_GIVEN INSTRUCTION A_
Reproduce everything in the Form 8-K cover page from "CURRENT REPORT" down to "SOLUNA HOLDINGS, INC.".
_GIVEN INSTRUCTION B_
What date does the Form 8-K cover page give as the date of the earliest event reported?

:: PASSAGE PROVIDED ::

SECURITIES AND EXCHANGE COMMISSION

WASHINGTON, D.C. 20549

 

FORM 8-K

 

CURRENT REPORT

PURSUANT TO SECTION 13 OR 15(d)

OF THE SECURITIES EXCHANGE ACT OF 1934

 

Date of Report (Date of earliest event reported) December 5, 2022

 

SOLUNA HOLDINGS, INC.

(Exact name of registrant as specified in its charter)

 

Nevada   001-40261   14-1462255
(State or other jurisdiction
of Incorporation)
  (Commission
File Number)
  (IRS Employer
Identification Number)

 

325 Washington Avenue Extension

Albany, New York

  12205
(Address of registrant’s principal executive office)   (Zip code)

 

(518) 218-2550

(Registrant’s telephone number, including area code)

 

N/A

(Former name or former address, if changed since last report)

 

Check the appropriate box below if the Form 8-K filing is intended to simultaneously satisfy the filing obligation of the registrant under any of the following provisions (see General Instruction A.2. below):

 

Written communications pursuant to Rule 425 under the Securities Act (17 CFR 230.425)

 

Soliciting material pursuant to Rule 14a-12 under the Exchange Act (17 CFR 240.14a-12)

 

Pre-commencement communications pursuant to Rule 14d-2(b) under the Exchange Act (17 CFR 240.14d-2(b))

 

Pre-commencement communications pursuant to Rule 13e-4(c) under the Exchange Act (17 CFR 240.13e-4(c))

 

Securities registered pursuant to Section 12(b) of the Act:

 

Title of each class   Trading symbol(s)   Name of each exchange on which registered
Common Stock, par value $0.001 per share   SNLH   The Nasdaq Stock Market LLC
9.0% Series A Cumulative Perpetual Preferred Stock, par value $0.001 per share   SLNHP   The Nasdaq Stock Market LLC

 

Indicate by check mark whether the registrant is an emerging growth company as defined in Rule 405 of the Securities Act of 1933 or Rule 12b-2 of the Securities Exchange Act of 1934.

 

Emerging growth company

 

If an emerging growth company, indicate by check mark if the registrant has elected not to use the extended transition period for complying with any new or revised financial accounting standards provided pursuant to Section 13(a) of the Exchange Act. ☐

 

 

 

 

 

 

Item 1.01 Entry into a Material Definitive Agreement.

:::
:: GIVEN DATA ::

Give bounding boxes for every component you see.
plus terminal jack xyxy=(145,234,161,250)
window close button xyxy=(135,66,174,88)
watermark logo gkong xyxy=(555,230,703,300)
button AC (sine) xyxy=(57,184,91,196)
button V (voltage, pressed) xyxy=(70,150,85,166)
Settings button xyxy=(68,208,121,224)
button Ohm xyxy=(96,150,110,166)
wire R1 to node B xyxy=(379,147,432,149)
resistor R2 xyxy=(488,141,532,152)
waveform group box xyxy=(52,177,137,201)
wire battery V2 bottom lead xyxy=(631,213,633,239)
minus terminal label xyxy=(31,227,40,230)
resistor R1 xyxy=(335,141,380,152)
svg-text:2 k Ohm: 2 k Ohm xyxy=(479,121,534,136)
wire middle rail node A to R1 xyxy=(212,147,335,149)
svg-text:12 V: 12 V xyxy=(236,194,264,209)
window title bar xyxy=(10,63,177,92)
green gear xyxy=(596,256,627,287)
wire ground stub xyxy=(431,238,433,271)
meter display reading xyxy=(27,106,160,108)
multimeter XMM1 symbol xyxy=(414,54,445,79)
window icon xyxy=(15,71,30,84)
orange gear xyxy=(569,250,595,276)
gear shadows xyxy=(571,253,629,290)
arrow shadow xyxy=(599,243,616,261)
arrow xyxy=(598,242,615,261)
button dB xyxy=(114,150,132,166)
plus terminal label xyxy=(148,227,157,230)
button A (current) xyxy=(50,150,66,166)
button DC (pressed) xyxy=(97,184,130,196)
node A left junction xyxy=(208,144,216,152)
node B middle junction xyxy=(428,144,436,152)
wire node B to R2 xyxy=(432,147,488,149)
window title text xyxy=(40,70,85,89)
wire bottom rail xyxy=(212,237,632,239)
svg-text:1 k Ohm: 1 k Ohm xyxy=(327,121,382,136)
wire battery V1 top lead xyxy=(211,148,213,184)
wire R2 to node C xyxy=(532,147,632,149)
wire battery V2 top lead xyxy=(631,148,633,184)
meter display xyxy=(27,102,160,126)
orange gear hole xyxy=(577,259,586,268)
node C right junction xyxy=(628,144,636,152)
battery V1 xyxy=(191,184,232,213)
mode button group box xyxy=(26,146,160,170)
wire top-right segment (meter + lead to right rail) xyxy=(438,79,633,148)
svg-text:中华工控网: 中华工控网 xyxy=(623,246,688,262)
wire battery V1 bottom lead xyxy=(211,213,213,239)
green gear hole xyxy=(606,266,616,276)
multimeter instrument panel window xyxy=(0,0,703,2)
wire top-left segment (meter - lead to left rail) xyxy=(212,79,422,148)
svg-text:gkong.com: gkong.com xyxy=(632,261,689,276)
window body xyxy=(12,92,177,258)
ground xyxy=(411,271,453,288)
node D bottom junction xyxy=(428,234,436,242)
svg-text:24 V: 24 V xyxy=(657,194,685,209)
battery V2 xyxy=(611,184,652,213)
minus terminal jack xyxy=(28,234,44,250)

:::

_CORRECT RESPONSE A_
CURRENT REPORT

PURSUANT TO SECTION 13 OR 15(d)

OF THE SECURITIES EXCHANGE ACT OF 1934

 

Date of Report (Date of earliest event reported) December 5, 2022

 

SOLUNA HOLDINGS, INC.

_CORRECT RESPONSE B_
December 5, 2022